* [Problem to work on]:
From the entries below, list each line with "storage".

-- Supplied entries start --

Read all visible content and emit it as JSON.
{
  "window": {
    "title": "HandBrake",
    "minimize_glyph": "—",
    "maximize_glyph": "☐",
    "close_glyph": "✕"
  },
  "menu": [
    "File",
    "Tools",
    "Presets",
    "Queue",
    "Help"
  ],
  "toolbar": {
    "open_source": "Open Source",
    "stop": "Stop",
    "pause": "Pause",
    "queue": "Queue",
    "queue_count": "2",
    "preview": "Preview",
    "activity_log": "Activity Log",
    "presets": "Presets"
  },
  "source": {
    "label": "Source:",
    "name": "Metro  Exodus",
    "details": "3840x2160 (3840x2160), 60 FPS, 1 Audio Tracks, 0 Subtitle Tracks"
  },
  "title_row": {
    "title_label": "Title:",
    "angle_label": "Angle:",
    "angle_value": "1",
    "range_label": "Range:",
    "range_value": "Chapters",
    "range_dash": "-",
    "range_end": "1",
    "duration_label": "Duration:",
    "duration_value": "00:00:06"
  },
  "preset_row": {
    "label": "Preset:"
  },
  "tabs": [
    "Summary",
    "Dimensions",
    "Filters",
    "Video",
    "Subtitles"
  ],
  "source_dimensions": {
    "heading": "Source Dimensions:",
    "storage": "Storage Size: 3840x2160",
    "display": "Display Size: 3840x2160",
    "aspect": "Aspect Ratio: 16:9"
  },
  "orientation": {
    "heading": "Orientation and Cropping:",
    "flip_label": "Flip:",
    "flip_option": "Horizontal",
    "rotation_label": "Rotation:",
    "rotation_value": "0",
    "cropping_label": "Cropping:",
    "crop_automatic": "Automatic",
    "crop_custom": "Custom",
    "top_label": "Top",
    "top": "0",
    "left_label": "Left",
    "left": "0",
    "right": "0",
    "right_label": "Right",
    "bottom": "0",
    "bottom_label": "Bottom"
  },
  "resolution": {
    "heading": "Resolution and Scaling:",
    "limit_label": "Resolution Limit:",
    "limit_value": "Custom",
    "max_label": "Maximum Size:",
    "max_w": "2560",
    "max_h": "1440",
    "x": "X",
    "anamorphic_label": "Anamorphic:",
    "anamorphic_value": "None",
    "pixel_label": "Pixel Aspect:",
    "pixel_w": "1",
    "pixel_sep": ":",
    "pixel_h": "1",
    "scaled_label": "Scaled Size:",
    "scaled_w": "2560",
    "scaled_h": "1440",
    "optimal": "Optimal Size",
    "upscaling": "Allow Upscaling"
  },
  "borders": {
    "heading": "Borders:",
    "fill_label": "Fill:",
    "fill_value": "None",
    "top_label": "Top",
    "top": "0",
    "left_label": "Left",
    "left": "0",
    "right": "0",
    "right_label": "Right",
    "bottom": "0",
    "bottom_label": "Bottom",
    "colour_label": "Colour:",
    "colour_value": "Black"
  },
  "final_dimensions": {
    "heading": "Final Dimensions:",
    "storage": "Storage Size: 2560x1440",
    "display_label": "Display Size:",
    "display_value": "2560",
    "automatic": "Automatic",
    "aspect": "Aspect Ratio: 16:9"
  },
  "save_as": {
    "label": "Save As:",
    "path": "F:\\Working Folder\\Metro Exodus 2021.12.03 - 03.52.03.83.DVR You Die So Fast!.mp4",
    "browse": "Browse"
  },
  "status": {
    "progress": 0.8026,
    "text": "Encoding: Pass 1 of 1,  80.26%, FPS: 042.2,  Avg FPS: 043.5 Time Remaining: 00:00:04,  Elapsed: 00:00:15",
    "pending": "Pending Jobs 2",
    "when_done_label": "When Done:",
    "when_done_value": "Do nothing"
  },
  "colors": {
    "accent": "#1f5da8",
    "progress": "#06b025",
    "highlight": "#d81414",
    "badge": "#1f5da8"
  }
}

-- Supplied entries end --

* [The solution]:
    "storage": "Storage Size: 3840x2160",
    "storage": "Storage Size: 2560x1440",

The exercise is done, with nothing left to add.